___ Provided entries ___

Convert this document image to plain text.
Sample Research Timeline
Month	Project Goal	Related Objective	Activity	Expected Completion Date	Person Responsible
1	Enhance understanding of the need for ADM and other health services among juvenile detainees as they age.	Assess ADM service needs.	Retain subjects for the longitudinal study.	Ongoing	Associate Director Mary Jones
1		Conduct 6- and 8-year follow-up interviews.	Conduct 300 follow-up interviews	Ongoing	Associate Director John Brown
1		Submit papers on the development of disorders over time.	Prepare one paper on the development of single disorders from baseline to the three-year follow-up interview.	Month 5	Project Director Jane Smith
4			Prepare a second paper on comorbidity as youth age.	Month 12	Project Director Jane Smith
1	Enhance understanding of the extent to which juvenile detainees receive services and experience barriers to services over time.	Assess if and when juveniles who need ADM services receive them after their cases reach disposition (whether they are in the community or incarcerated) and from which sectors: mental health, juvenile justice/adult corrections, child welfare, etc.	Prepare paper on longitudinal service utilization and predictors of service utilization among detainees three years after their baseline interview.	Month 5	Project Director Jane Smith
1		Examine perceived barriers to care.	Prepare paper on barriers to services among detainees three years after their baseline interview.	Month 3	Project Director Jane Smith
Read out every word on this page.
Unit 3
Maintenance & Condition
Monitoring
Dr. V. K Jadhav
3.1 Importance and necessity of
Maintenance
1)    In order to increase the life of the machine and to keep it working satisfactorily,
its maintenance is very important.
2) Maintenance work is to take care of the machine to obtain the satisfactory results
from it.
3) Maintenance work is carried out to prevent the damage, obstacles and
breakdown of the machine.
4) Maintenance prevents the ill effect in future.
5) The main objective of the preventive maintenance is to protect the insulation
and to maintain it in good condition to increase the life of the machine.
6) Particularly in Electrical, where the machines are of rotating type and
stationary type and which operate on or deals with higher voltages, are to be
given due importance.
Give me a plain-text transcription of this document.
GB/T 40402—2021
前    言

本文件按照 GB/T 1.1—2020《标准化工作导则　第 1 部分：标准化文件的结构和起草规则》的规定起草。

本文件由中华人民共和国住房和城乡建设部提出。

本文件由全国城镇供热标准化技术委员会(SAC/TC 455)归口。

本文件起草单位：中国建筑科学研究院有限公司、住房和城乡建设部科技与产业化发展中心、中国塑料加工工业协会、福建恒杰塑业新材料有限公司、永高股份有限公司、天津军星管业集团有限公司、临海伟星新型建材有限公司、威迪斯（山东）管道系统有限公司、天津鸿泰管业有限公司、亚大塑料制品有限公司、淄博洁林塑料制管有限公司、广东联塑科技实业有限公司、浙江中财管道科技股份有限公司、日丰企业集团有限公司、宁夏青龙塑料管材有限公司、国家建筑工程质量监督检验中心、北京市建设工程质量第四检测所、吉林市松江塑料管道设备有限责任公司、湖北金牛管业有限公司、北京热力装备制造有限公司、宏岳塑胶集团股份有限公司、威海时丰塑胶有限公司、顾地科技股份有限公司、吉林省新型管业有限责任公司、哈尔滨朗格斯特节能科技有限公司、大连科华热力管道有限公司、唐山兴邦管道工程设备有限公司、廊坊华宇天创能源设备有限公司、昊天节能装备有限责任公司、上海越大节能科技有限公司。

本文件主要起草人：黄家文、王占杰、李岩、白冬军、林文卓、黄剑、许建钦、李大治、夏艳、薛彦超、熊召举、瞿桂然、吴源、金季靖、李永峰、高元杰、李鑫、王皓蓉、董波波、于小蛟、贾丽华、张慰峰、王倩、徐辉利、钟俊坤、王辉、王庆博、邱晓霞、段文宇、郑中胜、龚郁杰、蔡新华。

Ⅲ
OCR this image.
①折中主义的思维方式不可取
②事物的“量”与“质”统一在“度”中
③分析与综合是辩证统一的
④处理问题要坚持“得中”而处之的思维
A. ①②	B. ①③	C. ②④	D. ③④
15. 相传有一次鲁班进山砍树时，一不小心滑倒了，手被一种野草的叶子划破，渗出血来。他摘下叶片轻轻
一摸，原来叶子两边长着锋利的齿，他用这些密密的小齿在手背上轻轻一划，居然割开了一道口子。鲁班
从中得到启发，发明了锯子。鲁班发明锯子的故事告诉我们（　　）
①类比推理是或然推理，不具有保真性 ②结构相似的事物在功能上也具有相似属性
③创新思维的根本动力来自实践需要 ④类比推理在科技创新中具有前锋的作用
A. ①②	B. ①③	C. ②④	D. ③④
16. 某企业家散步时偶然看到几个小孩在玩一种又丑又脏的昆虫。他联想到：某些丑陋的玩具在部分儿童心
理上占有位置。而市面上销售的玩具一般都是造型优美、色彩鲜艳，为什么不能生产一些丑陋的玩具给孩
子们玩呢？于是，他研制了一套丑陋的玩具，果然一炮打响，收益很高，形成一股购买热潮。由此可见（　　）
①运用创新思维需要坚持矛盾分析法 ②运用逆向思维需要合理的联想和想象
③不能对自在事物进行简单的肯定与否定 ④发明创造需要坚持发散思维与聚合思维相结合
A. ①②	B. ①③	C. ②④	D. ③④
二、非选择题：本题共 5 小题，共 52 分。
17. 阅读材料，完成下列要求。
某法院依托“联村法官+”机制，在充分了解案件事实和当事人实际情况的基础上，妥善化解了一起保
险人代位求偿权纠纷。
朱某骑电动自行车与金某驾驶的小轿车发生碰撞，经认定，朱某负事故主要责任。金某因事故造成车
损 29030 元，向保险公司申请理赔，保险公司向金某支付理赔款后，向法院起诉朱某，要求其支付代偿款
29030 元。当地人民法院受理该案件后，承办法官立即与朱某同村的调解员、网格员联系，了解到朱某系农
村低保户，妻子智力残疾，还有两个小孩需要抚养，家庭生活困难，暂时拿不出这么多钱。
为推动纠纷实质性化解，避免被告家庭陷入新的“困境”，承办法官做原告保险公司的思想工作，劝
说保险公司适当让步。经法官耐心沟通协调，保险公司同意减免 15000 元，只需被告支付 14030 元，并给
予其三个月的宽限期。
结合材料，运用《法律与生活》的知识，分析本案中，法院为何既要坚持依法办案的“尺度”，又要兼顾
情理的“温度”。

___

● **What is needed**:
Search the data above for the word "this", then gather each line in which it appears.

● **Solution to the exercise**:
Convert this document image to plain text.
Read out every word on this page.
Give me a plain-text transcription of this document.
OCR this image.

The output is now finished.